PROBLEM STATEMENT ▸ Give the data again, word for word.

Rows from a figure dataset
....

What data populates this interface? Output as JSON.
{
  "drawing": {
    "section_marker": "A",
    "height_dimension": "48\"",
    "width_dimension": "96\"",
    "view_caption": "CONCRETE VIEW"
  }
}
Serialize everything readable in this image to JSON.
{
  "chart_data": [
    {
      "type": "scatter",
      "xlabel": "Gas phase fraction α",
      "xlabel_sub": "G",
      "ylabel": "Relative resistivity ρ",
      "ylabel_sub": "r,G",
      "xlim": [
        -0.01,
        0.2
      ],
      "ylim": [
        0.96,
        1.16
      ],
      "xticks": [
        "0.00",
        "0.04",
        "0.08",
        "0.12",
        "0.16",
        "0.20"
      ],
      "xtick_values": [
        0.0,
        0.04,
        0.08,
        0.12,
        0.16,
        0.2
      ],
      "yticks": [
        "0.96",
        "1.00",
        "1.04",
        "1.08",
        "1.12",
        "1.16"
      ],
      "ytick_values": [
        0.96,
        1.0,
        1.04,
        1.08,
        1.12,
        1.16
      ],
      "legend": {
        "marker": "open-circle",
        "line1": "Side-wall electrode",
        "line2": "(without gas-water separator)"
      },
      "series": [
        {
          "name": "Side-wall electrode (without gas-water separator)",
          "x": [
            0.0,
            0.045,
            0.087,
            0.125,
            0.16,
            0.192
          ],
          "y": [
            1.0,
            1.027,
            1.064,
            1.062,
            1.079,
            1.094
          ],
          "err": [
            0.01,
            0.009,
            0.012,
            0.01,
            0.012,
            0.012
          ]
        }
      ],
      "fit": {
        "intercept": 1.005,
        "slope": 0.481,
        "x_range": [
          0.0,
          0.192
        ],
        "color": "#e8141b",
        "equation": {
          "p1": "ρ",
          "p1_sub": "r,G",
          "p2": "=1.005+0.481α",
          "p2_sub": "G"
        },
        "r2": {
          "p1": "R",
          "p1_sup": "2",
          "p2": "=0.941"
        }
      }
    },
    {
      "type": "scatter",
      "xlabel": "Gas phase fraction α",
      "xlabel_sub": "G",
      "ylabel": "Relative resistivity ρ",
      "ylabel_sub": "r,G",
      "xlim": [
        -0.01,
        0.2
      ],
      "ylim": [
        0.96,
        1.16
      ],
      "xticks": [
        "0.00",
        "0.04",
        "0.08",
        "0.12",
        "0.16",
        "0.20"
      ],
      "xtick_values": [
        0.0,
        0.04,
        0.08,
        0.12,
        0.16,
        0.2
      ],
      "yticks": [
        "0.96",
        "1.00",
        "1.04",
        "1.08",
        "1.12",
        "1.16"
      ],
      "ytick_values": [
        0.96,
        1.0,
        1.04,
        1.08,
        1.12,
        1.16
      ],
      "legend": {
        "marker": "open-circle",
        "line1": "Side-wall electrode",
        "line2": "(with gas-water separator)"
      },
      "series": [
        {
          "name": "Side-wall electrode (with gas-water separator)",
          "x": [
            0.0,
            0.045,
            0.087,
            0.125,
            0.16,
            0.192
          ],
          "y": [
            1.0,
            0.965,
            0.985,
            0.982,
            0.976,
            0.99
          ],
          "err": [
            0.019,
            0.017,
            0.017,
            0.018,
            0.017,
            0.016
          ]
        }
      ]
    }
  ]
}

....

REPLY ▸
What data populates this interface? Output as JSON.
{
  "drawing": {
    "section_marker": "A",
    "height_dimension": "48\"",
    "width_dimension": "96\"",
    "view_caption": "CONCRETE VIEW"
  }
}
Serialize everything readable in this image to JSON.
{
  "chart_data": [
    {
      "type": "scatter",
      "xlabel": "Gas phase fraction α",
      "xlabel_sub": "G",
      "ylabel": "Relative resistivity ρ",
      "ylabel_sub": "r,G",
      "xlim": [
        -0.01,
        0.2
      ],
      "ylim": [
        0.96,
        1.16
      ],
      "xticks": [
        "0.00",
        "0.04",
        "0.08",
        "0.12",
        "0.16",
        "0.20"
      ],
      "xtick_values": [
        0.0,
        0.04,
        0.08,
        0.12,
        0.16,
        0.2
      ],
      "yticks": [
        "0.96",
        "1.00",
        "1.04",
        "1.08",
        "1.12",
        "1.16"
      ],
      "ytick_values": [
        0.96,
        1.0,
        1.04,
        1.08,
        1.12,
        1.16
      ],
      "legend": {
        "marker": "open-circle",
        "line1": "Side-wall electrode",
        "line2": "(without gas-water separator)"
      },
      "series": [
        {
          "name": "Side-wall electrode (without gas-water separator)",
          "x": [
            0.0,
            0.045,
            0.087,
            0.125,
            0.16,
            0.192
          ],
          "y": [
            1.0,
            1.027,
            1.064,
            1.062,
            1.079,
            1.094
          ],
          "err": [
            0.01,
            0.009,
            0.012,
            0.01,
            0.012,
            0.012
          ]
        }
      ],
      "fit": {
        "intercept": 1.005,
        "slope": 0.481,
        "x_range": [
          0.0,
          0.192
        ],
        "color": "#e8141b",
        "equation": {
          "p1": "ρ",
          "p1_sub": "r,G",
          "p2": "=1.005+0.481α",
          "p2_sub": "G"
        },
        "r2": {
          "p1": "R",
          "p1_sup": "2",
          "p2": "=0.941"
        }
      }
    },
    {
      "type": "scatter",
      "xlabel": "Gas phase fraction α",
      "xlabel_sub": "G",
      "ylabel": "Relative resistivity ρ",
      "ylabel_sub": "r,G",
      "xlim": [
        -0.01,
        0.2
      ],
      "ylim": [
        0.96,
        1.16
      ],
      "xticks": [
        "0.00",
        "0.04",
        "0.08",
        "0.12",
        "0.16",
        "0.20"
      ],
      "xtick_values": [
        0.0,
        0.04,
        0.08,
        0.12,
        0.16,
        0.2
      ],
      "yticks": [
        "0.96",
        "1.00",
        "1.04",
        "1.08",
        "1.12",
        "1.16"
      ],
      "ytick_values": [
        0.96,
        1.0,
        1.04,
        1.08,
        1.12,
        1.16
      ],
      "legend": {
        "marker": "open-circle",
        "line1": "Side-wall electrode",
        "line2": "(with gas-water separator)"
      },
      "series": [
        {
          "name": "Side-wall electrode (with gas-water separator)",
          "x": [
            0.0,
            0.045,
            0.087,
            0.125,
            0.16,
            0.192
          ],
          "y": [
            1.0,
            0.965,
            0.985,
            0.982,
            0.976,
            0.99
          ],
          "err": [
            0.019,
            0.017,
            0.017,
            0.018,
            0.017,
            0.016
          ]
        }
      ]
    }
  ]
}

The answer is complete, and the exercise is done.